Exercise description -> Pick out every line of the entries below where "RESISTANCE" occurs, and copy those lines.

=====

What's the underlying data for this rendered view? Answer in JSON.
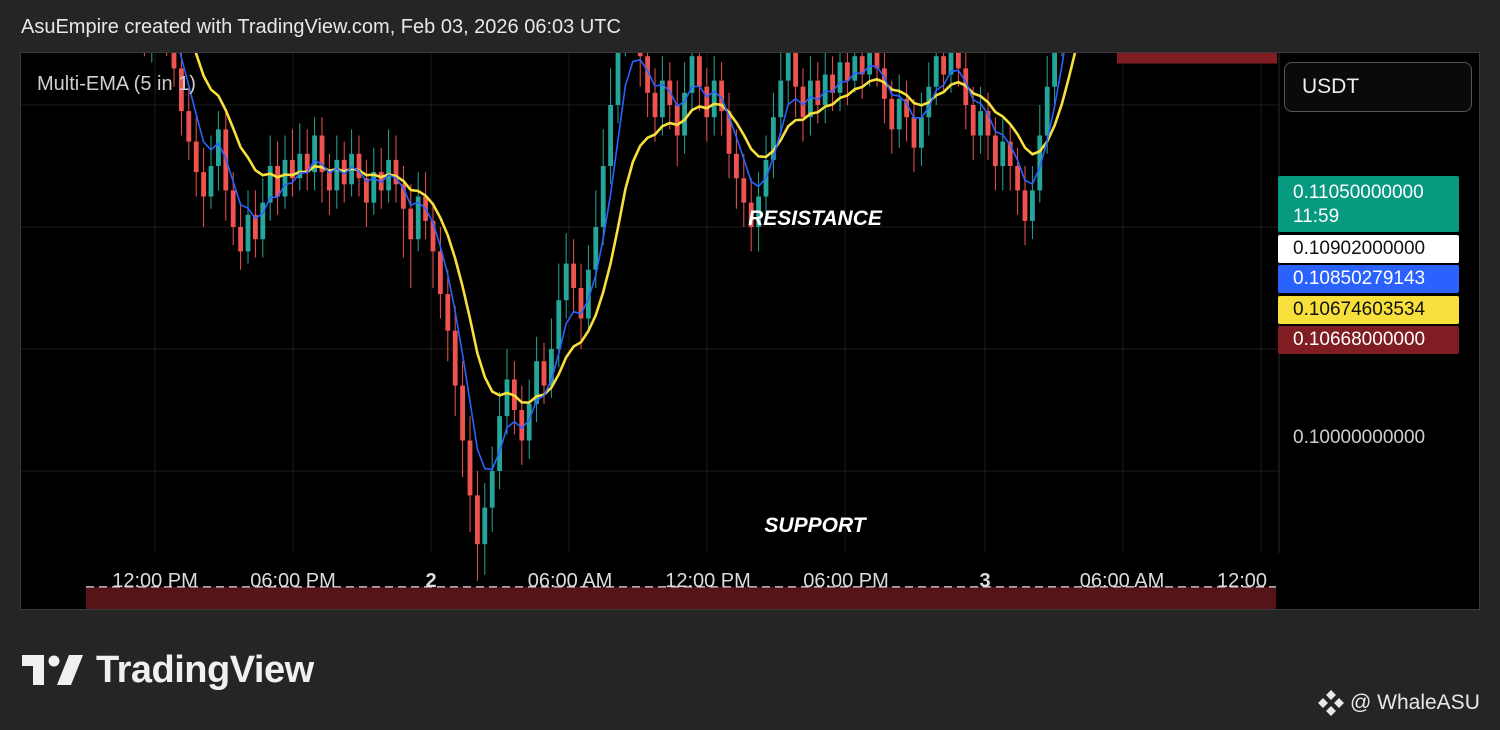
{
  "header": {
    "text": "AsuEmpire created with TradingView.com, Feb 03, 2026 06:03 UTC"
  },
  "indicator": {
    "label": "Multi-EMA (5 in 1)"
  },
  "currency": {
    "label": "USDT"
  },
  "price_tags": {
    "last_price": "0.11050000000",
    "countdown": "11:59",
    "entry": "0.10902000000",
    "ema_blue": "0.10850279143",
    "ema_yellow": "0.10674603534",
    "stop": "0.10668000000"
  },
  "price_axis": {
    "tick_1": "0.10000000000"
  },
  "time_axis": {
    "labels": [
      "12:00 PM",
      "06:00 PM",
      "2",
      "06:00 AM",
      "12:00 PM",
      "06:00 PM",
      "3",
      "06:00 AM",
      "12:00"
    ]
  },
  "zones": {
    "resistance": "RESISTANCE",
    "support": "SUPPORT"
  },
  "brand": {
    "name": "TradingView",
    "icon": "tradingview-logo-icon"
  },
  "watermark": {
    "text": "@ WhaleASU",
    "icon": "binance-diamond-icon"
  },
  "colors": {
    "background": "#000000",
    "up": "#26a69a",
    "down": "#ef5350",
    "ema_blue": "#2962ff",
    "ema_yellow": "#f7e03b",
    "zone": "#5a1519",
    "target": "#1d5c23",
    "stop": "#7f1d22",
    "last": "#089981"
  },
  "chart_data": {
    "type": "candlestick",
    "symbol_quote": "USDT",
    "x_ticks": [
      "12:00 PM",
      "06:00 PM",
      "2",
      "06:00 AM",
      "12:00 PM",
      "06:00 PM",
      "3",
      "06:00 AM",
      "12:00"
    ],
    "y_ticks": [
      0.1
    ],
    "y_range": [
      0.0965,
      0.1135
    ],
    "interval": "15m",
    "candles": [
      [
        0.11,
        0.1095,
        0.1104,
        0.1091
      ],
      [
        0.1095,
        0.1092,
        0.1099,
        0.1088
      ],
      [
        0.1092,
        0.1107,
        0.1112,
        0.109
      ],
      [
        0.1107,
        0.1113,
        0.1122,
        0.1104
      ],
      [
        0.1113,
        0.1108,
        0.1118,
        0.1102
      ],
      [
        0.1108,
        0.1117,
        0.1121,
        0.1106
      ],
      [
        0.1117,
        0.1105,
        0.1121,
        0.11
      ],
      [
        0.1105,
        0.1097,
        0.1109,
        0.1094
      ],
      [
        0.1097,
        0.1092,
        0.1101,
        0.1087
      ],
      [
        0.1092,
        0.1085,
        0.1096,
        0.1079
      ],
      [
        0.1085,
        0.1074,
        0.1089,
        0.1071
      ],
      [
        0.1074,
        0.1081,
        0.1086,
        0.1071
      ],
      [
        0.1081,
        0.1086,
        0.109,
        0.1079
      ],
      [
        0.1086,
        0.1079,
        0.1091,
        0.1076
      ],
      [
        0.1079,
        0.1084,
        0.1089,
        0.1077
      ],
      [
        0.1084,
        0.1077,
        0.1088,
        0.1072
      ],
      [
        0.1077,
        0.107,
        0.1081,
        0.1068
      ],
      [
        0.107,
        0.1074,
        0.1079,
        0.1067
      ],
      [
        0.1074,
        0.1079,
        0.1084,
        0.1071
      ],
      [
        0.1079,
        0.1071,
        0.1083,
        0.1068
      ],
      [
        0.1071,
        0.1066,
        0.1075,
        0.1063
      ],
      [
        0.1066,
        0.1059,
        0.1069,
        0.1055
      ],
      [
        0.1059,
        0.1054,
        0.1063,
        0.1051
      ],
      [
        0.1054,
        0.1049,
        0.1058,
        0.1045
      ],
      [
        0.1049,
        0.1045,
        0.1053,
        0.104
      ],
      [
        0.1045,
        0.105,
        0.1055,
        0.1043
      ],
      [
        0.105,
        0.1056,
        0.1059,
        0.1046
      ],
      [
        0.1056,
        0.1046,
        0.1059,
        0.1041
      ],
      [
        0.1046,
        0.104,
        0.1049,
        0.1037
      ],
      [
        0.104,
        0.1036,
        0.1044,
        0.1033
      ],
      [
        0.1036,
        0.1042,
        0.1046,
        0.1034
      ],
      [
        0.1042,
        0.1038,
        0.1046,
        0.1035
      ],
      [
        0.1038,
        0.1044,
        0.1048,
        0.1035
      ],
      [
        0.1044,
        0.105,
        0.1055,
        0.1041
      ],
      [
        0.105,
        0.1045,
        0.1054,
        0.1042
      ],
      [
        0.1045,
        0.1051,
        0.1055,
        0.1043
      ],
      [
        0.1051,
        0.1048,
        0.1056,
        0.1045
      ],
      [
        0.1048,
        0.1052,
        0.1057,
        0.1046
      ],
      [
        0.1052,
        0.1049,
        0.1056,
        0.1046
      ],
      [
        0.1049,
        0.1055,
        0.1058,
        0.1046
      ],
      [
        0.1055,
        0.1049,
        0.1058,
        0.1044
      ],
      [
        0.1049,
        0.1046,
        0.1052,
        0.1042
      ],
      [
        0.1046,
        0.1051,
        0.1055,
        0.1043
      ],
      [
        0.1051,
        0.1047,
        0.1054,
        0.1044
      ],
      [
        0.1047,
        0.1052,
        0.1056,
        0.1045
      ],
      [
        0.1052,
        0.1048,
        0.1055,
        0.1045
      ],
      [
        0.1048,
        0.1044,
        0.1051,
        0.104
      ],
      [
        0.1044,
        0.1049,
        0.1053,
        0.1042
      ],
      [
        0.1049,
        0.1046,
        0.1053,
        0.1043
      ],
      [
        0.1046,
        0.1051,
        0.1056,
        0.1044
      ],
      [
        0.1051,
        0.1047,
        0.1055,
        0.1044
      ],
      [
        0.1047,
        0.1043,
        0.105,
        0.1035
      ],
      [
        0.1043,
        0.1038,
        0.1047,
        0.103
      ],
      [
        0.1038,
        0.1045,
        0.1049,
        0.1036
      ],
      [
        0.1045,
        0.1041,
        0.1049,
        0.1038
      ],
      [
        0.1041,
        0.1036,
        0.1044,
        0.103
      ],
      [
        0.1036,
        0.1029,
        0.104,
        0.1025
      ],
      [
        0.1029,
        0.1023,
        0.1033,
        0.1018
      ],
      [
        0.1023,
        0.1014,
        0.1027,
        0.1009
      ],
      [
        0.1014,
        0.1005,
        0.1018,
        0.0999
      ],
      [
        0.1005,
        0.0996,
        0.1009,
        0.099
      ],
      [
        0.0996,
        0.0988,
        0.1,
        0.0982
      ],
      [
        0.0988,
        0.0994,
        0.0998,
        0.0983
      ],
      [
        0.0994,
        0.1,
        0.1004,
        0.099
      ],
      [
        0.1,
        0.1009,
        0.1013,
        0.0997
      ],
      [
        0.1009,
        0.1015,
        0.102,
        0.1006
      ],
      [
        0.1015,
        0.101,
        0.1018,
        0.1006
      ],
      [
        0.101,
        0.1005,
        0.1014,
        0.1001
      ],
      [
        0.1005,
        0.1011,
        0.1015,
        0.1002
      ],
      [
        0.1011,
        0.1018,
        0.1022,
        0.1008
      ],
      [
        0.1018,
        0.1014,
        0.1021,
        0.1011
      ],
      [
        0.1014,
        0.102,
        0.1025,
        0.1012
      ],
      [
        0.102,
        0.1028,
        0.1034,
        0.1017
      ],
      [
        0.1028,
        0.1034,
        0.1039,
        0.1025
      ],
      [
        0.1034,
        0.103,
        0.1038,
        0.1026
      ],
      [
        0.103,
        0.1025,
        0.1034,
        0.102
      ],
      [
        0.1025,
        0.1033,
        0.1037,
        0.1023
      ],
      [
        0.1033,
        0.104,
        0.1046,
        0.103
      ],
      [
        0.104,
        0.105,
        0.1056,
        0.1037
      ],
      [
        0.105,
        0.106,
        0.1066,
        0.1047
      ],
      [
        0.106,
        0.1072,
        0.1079,
        0.1057
      ],
      [
        0.1072,
        0.1081,
        0.1087,
        0.1068
      ],
      [
        0.1081,
        0.1075,
        0.1085,
        0.107
      ],
      [
        0.1075,
        0.1068,
        0.1079,
        0.1063
      ],
      [
        0.1068,
        0.1062,
        0.1072,
        0.1058
      ],
      [
        0.1062,
        0.1058,
        0.1066,
        0.1054
      ],
      [
        0.1058,
        0.1064,
        0.1068,
        0.1055
      ],
      [
        0.1064,
        0.106,
        0.1067,
        0.1056
      ],
      [
        0.106,
        0.1055,
        0.1064,
        0.105
      ],
      [
        0.1055,
        0.1062,
        0.1067,
        0.1052
      ],
      [
        0.1062,
        0.1068,
        0.1072,
        0.1059
      ],
      [
        0.1068,
        0.1063,
        0.1071,
        0.1059
      ],
      [
        0.1063,
        0.1058,
        0.1066,
        0.1054
      ],
      [
        0.1058,
        0.1064,
        0.1068,
        0.1055
      ],
      [
        0.1064,
        0.1059,
        0.1067,
        0.1055
      ],
      [
        0.1059,
        0.1052,
        0.1062,
        0.1048
      ],
      [
        0.1052,
        0.1048,
        0.1056,
        0.1043
      ],
      [
        0.1048,
        0.1044,
        0.1052,
        0.104
      ],
      [
        0.1044,
        0.104,
        0.1048,
        0.1036
      ],
      [
        0.104,
        0.1045,
        0.1049,
        0.1036
      ],
      [
        0.1045,
        0.1051,
        0.1055,
        0.1042
      ],
      [
        0.1051,
        0.1058,
        0.1062,
        0.1048
      ],
      [
        0.1058,
        0.1064,
        0.107,
        0.1055
      ],
      [
        0.1064,
        0.1069,
        0.1074,
        0.106
      ],
      [
        0.1069,
        0.1063,
        0.1073,
        0.1058
      ],
      [
        0.1063,
        0.1058,
        0.1066,
        0.1054
      ],
      [
        0.1058,
        0.1064,
        0.1068,
        0.1055
      ],
      [
        0.1064,
        0.106,
        0.1067,
        0.1057
      ],
      [
        0.106,
        0.1065,
        0.1069,
        0.1057
      ],
      [
        0.1065,
        0.1062,
        0.1068,
        0.1059
      ],
      [
        0.1062,
        0.1067,
        0.1071,
        0.1059
      ],
      [
        0.1067,
        0.1064,
        0.107,
        0.106
      ],
      [
        0.1064,
        0.1068,
        0.1072,
        0.1062
      ],
      [
        0.1068,
        0.1065,
        0.1071,
        0.1061
      ],
      [
        0.1065,
        0.1069,
        0.1073,
        0.1063
      ],
      [
        0.1069,
        0.1066,
        0.1072,
        0.1063
      ],
      [
        0.1066,
        0.1061,
        0.1069,
        0.1057
      ],
      [
        0.1061,
        0.1056,
        0.1064,
        0.1052
      ],
      [
        0.1056,
        0.1061,
        0.1065,
        0.1053
      ],
      [
        0.1061,
        0.1058,
        0.1064,
        0.1054
      ],
      [
        0.1058,
        0.1053,
        0.1061,
        0.1049
      ],
      [
        0.1053,
        0.1058,
        0.1062,
        0.105
      ],
      [
        0.1058,
        0.1063,
        0.1067,
        0.1055
      ],
      [
        0.1063,
        0.1068,
        0.1072,
        0.106
      ],
      [
        0.1068,
        0.1065,
        0.1071,
        0.1062
      ],
      [
        0.1065,
        0.107,
        0.1073,
        0.1062
      ],
      [
        0.107,
        0.1066,
        0.1072,
        0.1063
      ],
      [
        0.1066,
        0.106,
        0.1069,
        0.1056
      ],
      [
        0.106,
        0.1055,
        0.1063,
        0.1051
      ],
      [
        0.1055,
        0.1059,
        0.1063,
        0.1052
      ],
      [
        0.1059,
        0.1055,
        0.1062,
        0.1051
      ],
      [
        0.1055,
        0.105,
        0.1058,
        0.1046
      ],
      [
        0.105,
        0.1054,
        0.1058,
        0.1046
      ],
      [
        0.1054,
        0.105,
        0.1057,
        0.1046
      ],
      [
        0.105,
        0.1046,
        0.1053,
        0.1042
      ],
      [
        0.1046,
        0.1041,
        0.105,
        0.1037
      ],
      [
        0.1041,
        0.1046,
        0.105,
        0.1038
      ],
      [
        0.1046,
        0.1055,
        0.106,
        0.1044
      ],
      [
        0.1055,
        0.1063,
        0.1068,
        0.1052
      ],
      [
        0.1063,
        0.1071,
        0.1077,
        0.106
      ],
      [
        0.1071,
        0.108,
        0.1086,
        0.1068
      ],
      [
        0.108,
        0.109,
        0.1096,
        0.1077
      ],
      [
        0.109,
        0.1097,
        0.1104,
        0.1087
      ],
      [
        0.1097,
        0.1093,
        0.1114,
        0.109
      ],
      [
        0.1093,
        0.1088,
        0.1098,
        0.1084
      ],
      [
        0.1088,
        0.1094,
        0.1099,
        0.1085
      ],
      [
        0.1094,
        0.1091,
        0.1098,
        0.1086
      ],
      [
        0.1091,
        0.1105,
        0.1108,
        0.1089
      ]
    ],
    "ema_fast_last": 0.10850279143,
    "ema_slow_last": 0.10674603534,
    "last_price": 0.1105,
    "entry_price": 0.10902,
    "stop_price": 0.10668,
    "target_price": 0.1131,
    "zones": [
      {
        "name": "RESISTANCE",
        "low": 0.109,
        "high": 0.11
      },
      {
        "name": "SUPPORT",
        "low": 0.097,
        "high": 0.0981
      },
      {
        "name": "",
        "low": 0.1128,
        "high": 0.1138
      }
    ]
  }
}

=====

Result below ->
    "resistance": "RESISTANCE",
        "name": "RESISTANCE",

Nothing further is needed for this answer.